## [Supplied passage]
BEGIN

Fraunhofer Research is using Nvidia simulation technologies to design futuristic autonomous mobile robots that significantly advance the state of the art in autonomous mobile robots.
The Germany-based research group’s O3dyn platform is intended for the creation and testing of autonomous mobile robots for manufacturing.
How it all began
Joseph Fraunhofer was a 19th-century pioneer in optics who brought together scientific research with industrial applications. Fast forward to today and Germany’s Fraunhofer Society – Europe’s largest R&D organization – is setting its sights on the applied research of key technologies, from AI to cybersecurity to medicine.
Its Fraunhofer IML unit is aiming to push the boundaries of logistics and robotics. The German researchers are harnessing Nvidia Isaac Sim to make advances in robot design through simulation.
Like many – including BMW, Amazon and Siemens – Fraunhofer IML relies on Nvidia Omniverse. It’s using it to make gains in applied research in logistics for fulfillment and manufacturing.
Fraunhofer’s newest innovation, dubbed O3dyn, uses Nvidia simulation and robotics technologies to create an indoor-outdoor autonomous mobile robot (AMR).
Its goal is to enable the jump from automated guided vehicles to fast-moving AMRs that aren’t even yet available on the market.
This level of automation advancement promises a massive uptick in logistics acceleration.
“We’re looking at how we can go as fast and as safely as possible in logistics scenarios,” says Julian Eber, a robotics and AI researcher at Fraunhofer IML.
From MP3s to AMRs
Fraunhofer IML’s parent organization, based in Dortmund, near the country’s center, has more than 30,000 employees and is involved in hundreds of research projects. In the 1990s, it was responsible for the development of the MP3 file format, which led to the digital music revolution.
Seeking to send the automated guided vehicle along the same path as the compact disc, Fraunhofer in 2013 launched a breakthrough robot now widely used by BMW in its assembly plants and others.
This robot, known as the STR, is a workhorse for industrial manufacturing. It’s used for moving goods for the production lines. Fraunhofer IML’s AI work benefits the STR and other updates to this robotics platform, such as the O3dyn.
Fraunhofer IML is aiming to create AMRs that deliver a new state of the art. The O3dyn relies on the Nvidia Jetson edge AI and robotics platform for a multitude of camera and sensor inputs to help navigate.

END

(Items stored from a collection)
BEGIN

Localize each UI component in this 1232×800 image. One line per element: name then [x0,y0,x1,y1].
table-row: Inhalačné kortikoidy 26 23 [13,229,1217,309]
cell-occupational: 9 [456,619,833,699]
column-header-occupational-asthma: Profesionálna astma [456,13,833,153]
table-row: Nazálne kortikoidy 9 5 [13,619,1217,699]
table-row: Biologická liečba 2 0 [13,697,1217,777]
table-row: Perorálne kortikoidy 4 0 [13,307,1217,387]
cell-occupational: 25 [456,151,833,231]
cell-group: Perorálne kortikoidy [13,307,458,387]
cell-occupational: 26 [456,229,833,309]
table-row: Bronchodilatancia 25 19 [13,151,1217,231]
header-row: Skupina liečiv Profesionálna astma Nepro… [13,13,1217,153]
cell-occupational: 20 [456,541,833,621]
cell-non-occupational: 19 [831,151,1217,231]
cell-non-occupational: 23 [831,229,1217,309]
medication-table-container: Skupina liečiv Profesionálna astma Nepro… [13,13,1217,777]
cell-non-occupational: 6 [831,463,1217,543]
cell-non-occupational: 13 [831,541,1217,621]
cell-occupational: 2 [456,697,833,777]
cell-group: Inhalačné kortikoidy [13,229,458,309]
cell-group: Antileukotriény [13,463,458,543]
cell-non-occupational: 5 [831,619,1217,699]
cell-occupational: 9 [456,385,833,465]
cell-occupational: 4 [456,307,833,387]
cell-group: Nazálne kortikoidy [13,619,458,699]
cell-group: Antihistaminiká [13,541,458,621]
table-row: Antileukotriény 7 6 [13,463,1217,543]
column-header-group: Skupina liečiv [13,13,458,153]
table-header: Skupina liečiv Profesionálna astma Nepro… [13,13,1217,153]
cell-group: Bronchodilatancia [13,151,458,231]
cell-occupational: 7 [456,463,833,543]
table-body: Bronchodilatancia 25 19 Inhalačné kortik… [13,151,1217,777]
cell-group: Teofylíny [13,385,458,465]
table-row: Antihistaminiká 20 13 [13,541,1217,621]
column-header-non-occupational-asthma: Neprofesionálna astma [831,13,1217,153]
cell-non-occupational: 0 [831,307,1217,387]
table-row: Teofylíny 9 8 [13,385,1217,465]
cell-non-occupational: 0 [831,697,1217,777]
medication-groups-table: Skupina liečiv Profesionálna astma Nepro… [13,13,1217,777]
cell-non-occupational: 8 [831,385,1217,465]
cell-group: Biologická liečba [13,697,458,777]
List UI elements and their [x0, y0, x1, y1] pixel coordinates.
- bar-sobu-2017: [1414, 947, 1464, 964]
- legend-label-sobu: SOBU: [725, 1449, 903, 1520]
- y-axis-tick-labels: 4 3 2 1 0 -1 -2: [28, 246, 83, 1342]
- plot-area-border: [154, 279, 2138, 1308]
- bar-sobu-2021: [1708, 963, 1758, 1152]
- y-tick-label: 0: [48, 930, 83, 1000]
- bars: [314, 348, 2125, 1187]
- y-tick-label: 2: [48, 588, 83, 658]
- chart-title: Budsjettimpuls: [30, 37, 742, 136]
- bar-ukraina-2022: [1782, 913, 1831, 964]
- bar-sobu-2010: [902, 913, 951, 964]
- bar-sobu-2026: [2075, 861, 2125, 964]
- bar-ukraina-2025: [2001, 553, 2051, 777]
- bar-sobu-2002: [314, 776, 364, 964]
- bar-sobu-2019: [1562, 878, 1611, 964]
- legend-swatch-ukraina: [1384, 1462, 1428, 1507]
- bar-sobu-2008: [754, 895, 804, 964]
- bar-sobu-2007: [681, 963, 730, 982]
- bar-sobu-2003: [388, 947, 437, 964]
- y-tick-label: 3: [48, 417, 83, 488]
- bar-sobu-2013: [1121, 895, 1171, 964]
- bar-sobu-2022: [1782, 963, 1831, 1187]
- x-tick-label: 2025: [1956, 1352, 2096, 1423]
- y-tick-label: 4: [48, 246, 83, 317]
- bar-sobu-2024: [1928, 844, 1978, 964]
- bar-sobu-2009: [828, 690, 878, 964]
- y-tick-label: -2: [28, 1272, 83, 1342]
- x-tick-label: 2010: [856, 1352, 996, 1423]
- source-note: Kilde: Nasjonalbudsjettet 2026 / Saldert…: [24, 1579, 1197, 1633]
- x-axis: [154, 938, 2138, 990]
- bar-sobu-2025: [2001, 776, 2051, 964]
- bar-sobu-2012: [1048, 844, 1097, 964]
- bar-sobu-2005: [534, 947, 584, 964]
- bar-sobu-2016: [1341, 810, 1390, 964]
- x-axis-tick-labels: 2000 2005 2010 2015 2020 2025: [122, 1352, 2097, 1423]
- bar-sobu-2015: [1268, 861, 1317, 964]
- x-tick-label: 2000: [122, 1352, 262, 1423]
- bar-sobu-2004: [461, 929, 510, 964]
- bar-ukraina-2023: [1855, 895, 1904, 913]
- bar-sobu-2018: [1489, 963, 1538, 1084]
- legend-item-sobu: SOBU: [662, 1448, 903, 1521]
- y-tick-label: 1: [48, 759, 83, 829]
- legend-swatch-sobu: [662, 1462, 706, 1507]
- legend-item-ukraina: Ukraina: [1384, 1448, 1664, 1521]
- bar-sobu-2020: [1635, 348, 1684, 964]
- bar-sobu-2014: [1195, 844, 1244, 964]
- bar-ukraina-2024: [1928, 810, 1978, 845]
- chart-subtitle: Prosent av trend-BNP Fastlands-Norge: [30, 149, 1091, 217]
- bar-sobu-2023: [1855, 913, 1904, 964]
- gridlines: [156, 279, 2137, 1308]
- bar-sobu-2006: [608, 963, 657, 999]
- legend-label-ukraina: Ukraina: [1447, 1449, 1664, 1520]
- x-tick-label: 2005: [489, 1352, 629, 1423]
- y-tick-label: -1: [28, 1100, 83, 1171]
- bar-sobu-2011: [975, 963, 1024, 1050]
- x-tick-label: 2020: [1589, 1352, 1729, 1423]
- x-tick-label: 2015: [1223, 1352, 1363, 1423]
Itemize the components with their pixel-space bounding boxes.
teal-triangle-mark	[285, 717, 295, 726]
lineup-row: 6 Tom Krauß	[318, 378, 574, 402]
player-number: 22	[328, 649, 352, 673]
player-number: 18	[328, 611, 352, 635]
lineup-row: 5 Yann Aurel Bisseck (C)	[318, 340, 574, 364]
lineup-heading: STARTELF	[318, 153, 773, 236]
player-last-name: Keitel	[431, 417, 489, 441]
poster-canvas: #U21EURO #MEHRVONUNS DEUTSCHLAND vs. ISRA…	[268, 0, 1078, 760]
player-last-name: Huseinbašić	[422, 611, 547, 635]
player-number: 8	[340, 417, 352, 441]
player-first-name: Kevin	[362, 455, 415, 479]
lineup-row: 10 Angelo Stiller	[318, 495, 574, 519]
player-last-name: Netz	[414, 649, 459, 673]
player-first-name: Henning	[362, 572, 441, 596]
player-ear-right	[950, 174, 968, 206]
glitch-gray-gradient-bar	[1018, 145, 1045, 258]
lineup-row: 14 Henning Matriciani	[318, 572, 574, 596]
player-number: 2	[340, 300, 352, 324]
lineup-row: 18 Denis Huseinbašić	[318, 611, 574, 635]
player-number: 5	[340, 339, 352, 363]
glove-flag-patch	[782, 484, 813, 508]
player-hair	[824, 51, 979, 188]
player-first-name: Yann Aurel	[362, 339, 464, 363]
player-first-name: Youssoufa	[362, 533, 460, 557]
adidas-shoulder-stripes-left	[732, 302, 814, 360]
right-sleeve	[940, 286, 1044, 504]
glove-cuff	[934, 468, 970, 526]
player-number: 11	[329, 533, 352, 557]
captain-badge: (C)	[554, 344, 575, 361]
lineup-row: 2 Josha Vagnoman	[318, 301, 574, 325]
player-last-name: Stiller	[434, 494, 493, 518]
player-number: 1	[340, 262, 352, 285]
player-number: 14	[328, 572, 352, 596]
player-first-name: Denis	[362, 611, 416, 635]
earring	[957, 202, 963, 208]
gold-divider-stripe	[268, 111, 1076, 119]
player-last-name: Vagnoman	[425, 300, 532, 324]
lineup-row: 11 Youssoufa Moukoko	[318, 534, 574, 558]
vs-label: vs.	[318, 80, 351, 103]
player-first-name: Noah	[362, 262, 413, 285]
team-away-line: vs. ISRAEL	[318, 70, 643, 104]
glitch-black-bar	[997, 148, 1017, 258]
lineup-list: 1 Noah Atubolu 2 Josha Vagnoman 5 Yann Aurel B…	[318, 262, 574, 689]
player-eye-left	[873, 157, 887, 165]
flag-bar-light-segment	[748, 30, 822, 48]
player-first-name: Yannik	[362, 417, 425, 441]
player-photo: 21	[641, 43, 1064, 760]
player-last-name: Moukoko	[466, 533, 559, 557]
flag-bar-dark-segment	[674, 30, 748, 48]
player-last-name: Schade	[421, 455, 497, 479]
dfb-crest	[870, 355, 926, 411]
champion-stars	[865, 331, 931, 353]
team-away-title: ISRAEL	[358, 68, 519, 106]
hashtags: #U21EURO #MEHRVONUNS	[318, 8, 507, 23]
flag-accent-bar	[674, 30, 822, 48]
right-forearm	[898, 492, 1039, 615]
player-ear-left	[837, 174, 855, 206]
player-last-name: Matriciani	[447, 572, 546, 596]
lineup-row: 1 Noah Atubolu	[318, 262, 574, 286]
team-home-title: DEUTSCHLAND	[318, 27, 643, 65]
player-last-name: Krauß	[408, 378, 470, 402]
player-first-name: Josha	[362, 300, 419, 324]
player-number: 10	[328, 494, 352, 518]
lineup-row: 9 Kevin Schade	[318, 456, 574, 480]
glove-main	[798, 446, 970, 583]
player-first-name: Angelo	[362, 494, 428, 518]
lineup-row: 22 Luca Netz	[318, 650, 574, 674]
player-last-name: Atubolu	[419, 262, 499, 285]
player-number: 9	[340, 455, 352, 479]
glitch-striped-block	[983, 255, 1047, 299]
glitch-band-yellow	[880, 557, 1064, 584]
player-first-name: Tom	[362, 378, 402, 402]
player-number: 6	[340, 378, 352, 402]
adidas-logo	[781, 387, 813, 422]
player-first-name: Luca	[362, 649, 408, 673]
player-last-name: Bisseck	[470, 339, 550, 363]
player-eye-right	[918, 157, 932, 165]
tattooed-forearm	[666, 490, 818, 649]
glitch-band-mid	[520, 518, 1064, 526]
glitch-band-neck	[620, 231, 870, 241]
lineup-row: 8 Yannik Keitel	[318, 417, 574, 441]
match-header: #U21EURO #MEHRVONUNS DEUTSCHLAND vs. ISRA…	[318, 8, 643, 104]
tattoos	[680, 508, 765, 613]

END

## [Required action 1]
According to the article on Fraunhofer's O3dyn robot, what file format did Fraunhofer IML's parent organization develop in the 1990s?
## [Required action 2]
Pick up the article on Fraunhofer's O3dyn robot after its last sentence and keep writing it.
These items were drawn from a separate source.

## [Response box 1]
The MP3 file format.

## [Response box 2]
Advancing speed and agility, it’s capable of going up to 30 miles per hour and has wheels assisted by AI for any direction of movement to maneuver tight situations.
“The omnidirectional dynamics is very unique, and there’s nothing like this that we know of in the market,” says Sören Kerner, head of AI and autonomous systems at Fraunhofer IML.
Fraunhofer IML gave a sneak peek at its latest development on this pallet-moving robot at Nvidia GTC.
Bridging Sim to Real
Using Isaac Sim, Fraunhofer IML’s latest research strives to develop and validate these AMRs in simulation by closing the sim-to-real gap. The researchers rely on Isaac Sim for virtual development of its highly dynamic autonomous mobile robot by exercising the robot in photorealistic, physically accurate 3D worlds.
This enables Fraunhofer to import into the virtual environment its robot’s more than 5,400 parts from computer-aided design software. It can then rig them with physically accurate specifications with Omniverse PhysX.
The result is that the virtual robot version can move as swiftly in simulation as the physical robot in the real world. Harnessing the virtual environment allows Fraunhofer to accelerate development, safely increase accuracy for real-world deployment and scale up faster.
Minimizing the sim-to-real gap makes simulation become a digital reality for robots. It’s a concept Fraunhofer refers to as simulation-based AI.
To make faster gains, Fraunhofer is releasing the AMR simulation model into open source so developers can make improvements.
“This is important for the future of logistics,” says Kerner. “We want to have as many people as possible work on the localization, navigation and AI of these kinds of dynamic robots in simulation.”